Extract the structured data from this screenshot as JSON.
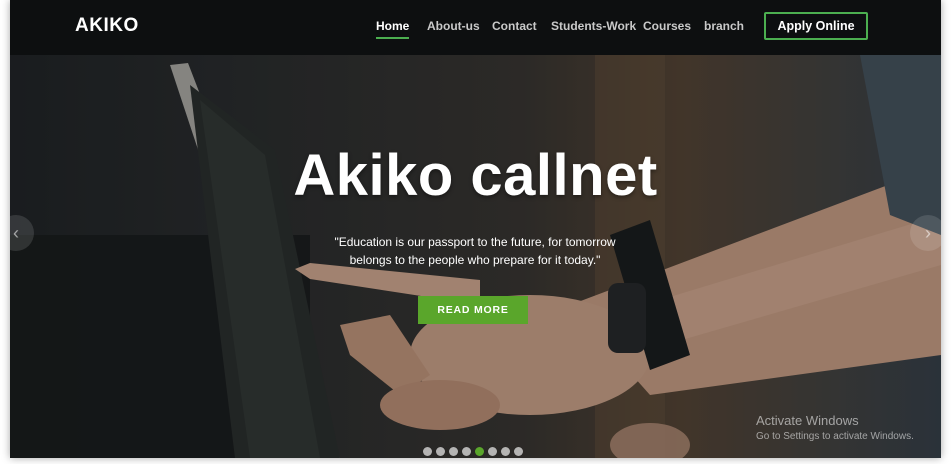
{
  "header": {
    "brand": "AKIKO",
    "nav": [
      {
        "label": "Home",
        "active": true
      },
      {
        "label": "About-us"
      },
      {
        "label": "Contact"
      },
      {
        "label": "Students-Work"
      },
      {
        "label": "Courses"
      },
      {
        "label": "branch"
      }
    ],
    "apply_label": "Apply Online"
  },
  "hero": {
    "title": "Akiko callnet",
    "quote_line1": "\"Education is our passport to the future, for tomorrow",
    "quote_line2": "belongs to the people who prepare for it today.\"",
    "button_label": "READ MORE",
    "slide_count": 8,
    "active_slide": 4,
    "arrow_left": "‹",
    "arrow_right": "›"
  },
  "watermark": {
    "title": "Activate Windows",
    "subtitle": "Go to Settings to activate Windows."
  },
  "colors": {
    "accent": "#4caf50",
    "button_green": "#5aa62b",
    "navbar_bg": "#0d0f10"
  }
}
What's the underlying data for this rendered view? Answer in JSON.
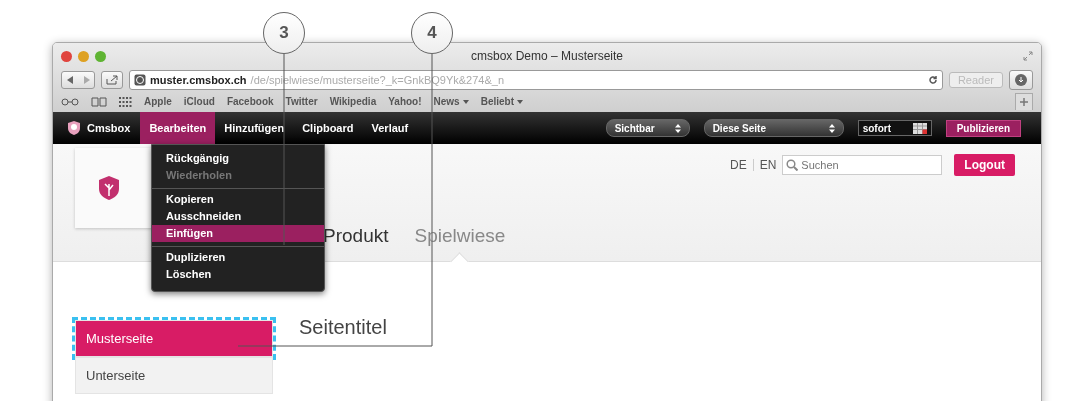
{
  "window": {
    "title": "cmsbox Demo – Musterseite"
  },
  "address_bar": {
    "host": "muster.cmsbox.ch",
    "path": "/de/spielwiese/musterseite?_k=GnkBQ9Yk&274&_n",
    "reader": "Reader"
  },
  "bookmarks": [
    {
      "label": "Apple",
      "has_menu": false
    },
    {
      "label": "iCloud",
      "has_menu": false
    },
    {
      "label": "Facebook",
      "has_menu": false
    },
    {
      "label": "Twitter",
      "has_menu": false
    },
    {
      "label": "Wikipedia",
      "has_menu": false
    },
    {
      "label": "Yahoo!",
      "has_menu": false
    },
    {
      "label": "News",
      "has_menu": true
    },
    {
      "label": "Beliebt",
      "has_menu": true
    }
  ],
  "cms_bar": {
    "brand": "Cmsbox",
    "menus": [
      {
        "label": "Bearbeiten",
        "selected": true
      },
      {
        "label": "Hinzufügen",
        "selected": false
      },
      {
        "label": "Clipboard",
        "selected": false
      },
      {
        "label": "Verlauf",
        "selected": false
      }
    ],
    "visibility": "Sichtbar",
    "scope": "Diese Seite",
    "date": "sofort",
    "publish": "Publizieren"
  },
  "edit_menu": [
    [
      {
        "label": "Rückgängig",
        "disabled": false,
        "selected": false
      },
      {
        "label": "Wiederholen",
        "disabled": true,
        "selected": false
      }
    ],
    [
      {
        "label": "Kopieren",
        "disabled": false,
        "selected": false
      },
      {
        "label": "Ausschneiden",
        "disabled": false,
        "selected": false
      },
      {
        "label": "Einfügen",
        "disabled": false,
        "selected": true
      }
    ],
    [
      {
        "label": "Duplizieren",
        "disabled": false,
        "selected": false
      },
      {
        "label": "Löschen",
        "disabled": false,
        "selected": false
      }
    ]
  ],
  "header": {
    "languages": [
      "DE",
      "EN"
    ],
    "search": {
      "placeholder": "Suchen"
    },
    "logout": "Logout"
  },
  "nav": [
    {
      "label": "Produkt",
      "selected": false
    },
    {
      "label": "Spielwiese",
      "selected": true
    }
  ],
  "sidebar": [
    {
      "label": "Musterseite",
      "selected": true
    },
    {
      "label": "Unterseite",
      "selected": false
    }
  ],
  "page_title": "Seitentitel",
  "callouts": [
    "3",
    "4"
  ]
}
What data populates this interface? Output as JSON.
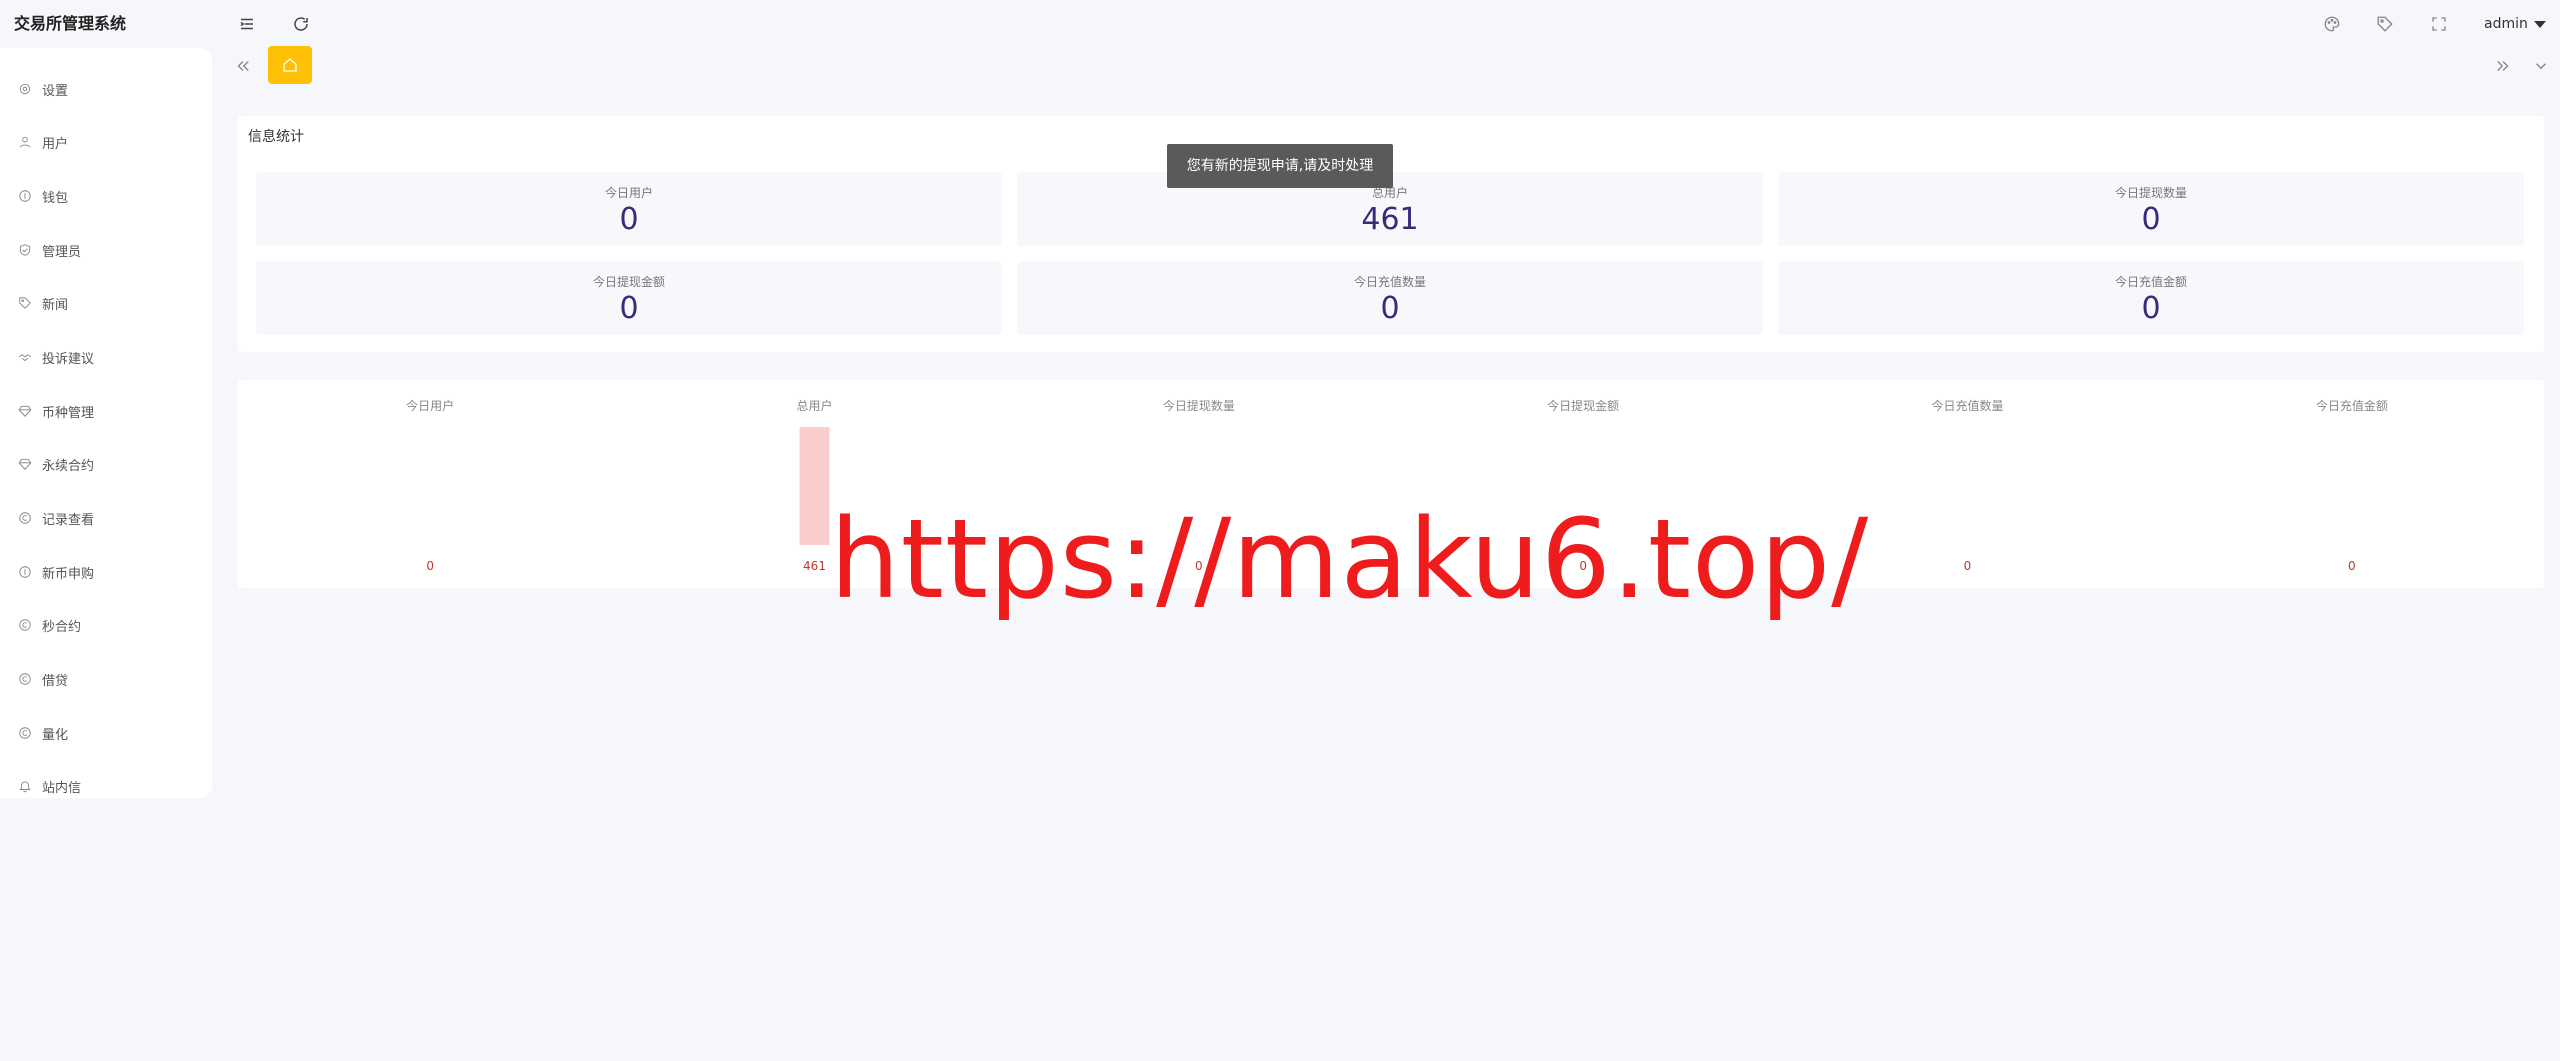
{
  "app": {
    "title": "交易所管理系统"
  },
  "sidebar": {
    "items": [
      {
        "label": "设置",
        "icon": "gear-icon"
      },
      {
        "label": "用户",
        "icon": "user-icon"
      },
      {
        "label": "钱包",
        "icon": "wallet-icon"
      },
      {
        "label": "管理员",
        "icon": "shield-icon"
      },
      {
        "label": "新闻",
        "icon": "tag-icon"
      },
      {
        "label": "投诉建议",
        "icon": "handshake-icon"
      },
      {
        "label": "币种管理",
        "icon": "gem-icon"
      },
      {
        "label": "永续合约",
        "icon": "gem-icon"
      },
      {
        "label": "记录查看",
        "icon": "coin-icon"
      },
      {
        "label": "新币申购",
        "icon": "coin-icon"
      },
      {
        "label": "秒合约",
        "icon": "coin-icon"
      },
      {
        "label": "借贷",
        "icon": "coin-icon"
      },
      {
        "label": "量化",
        "icon": "coin-icon"
      },
      {
        "label": "站内信",
        "icon": "bell-icon"
      }
    ]
  },
  "topbar": {
    "user": "admin"
  },
  "stats": {
    "title": "信息统计",
    "items": [
      {
        "label": "今日用户",
        "value": "0"
      },
      {
        "label": "总用户",
        "value": "461"
      },
      {
        "label": "今日提现数量",
        "value": "0"
      },
      {
        "label": "今日提现金额",
        "value": "0"
      },
      {
        "label": "今日充值数量",
        "value": "0"
      },
      {
        "label": "今日充值金额",
        "value": "0"
      }
    ]
  },
  "toast": {
    "message": "您有新的提现申请,请及时处理"
  },
  "chart_data": {
    "type": "bar",
    "categories": [
      "今日用户",
      "总用户",
      "今日提现数量",
      "今日提现金额",
      "今日充值数量",
      "今日充值金额"
    ],
    "values": [
      0,
      461,
      0,
      0,
      0,
      0
    ],
    "value_labels": [
      "0",
      "461",
      "0",
      "0",
      "0",
      "0"
    ],
    "bar_color": "#fbcccc",
    "label_color": "#c0392b"
  },
  "watermark": {
    "text": "https://maku6.top/"
  }
}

* [Exercise instructions]
Go through the listing above and locate each line that holds the word "What". Copy those lines.

* [The output]
What's the underlying data for this rendered view? Answer in JSON.
What data populates this interface? Output as JSON.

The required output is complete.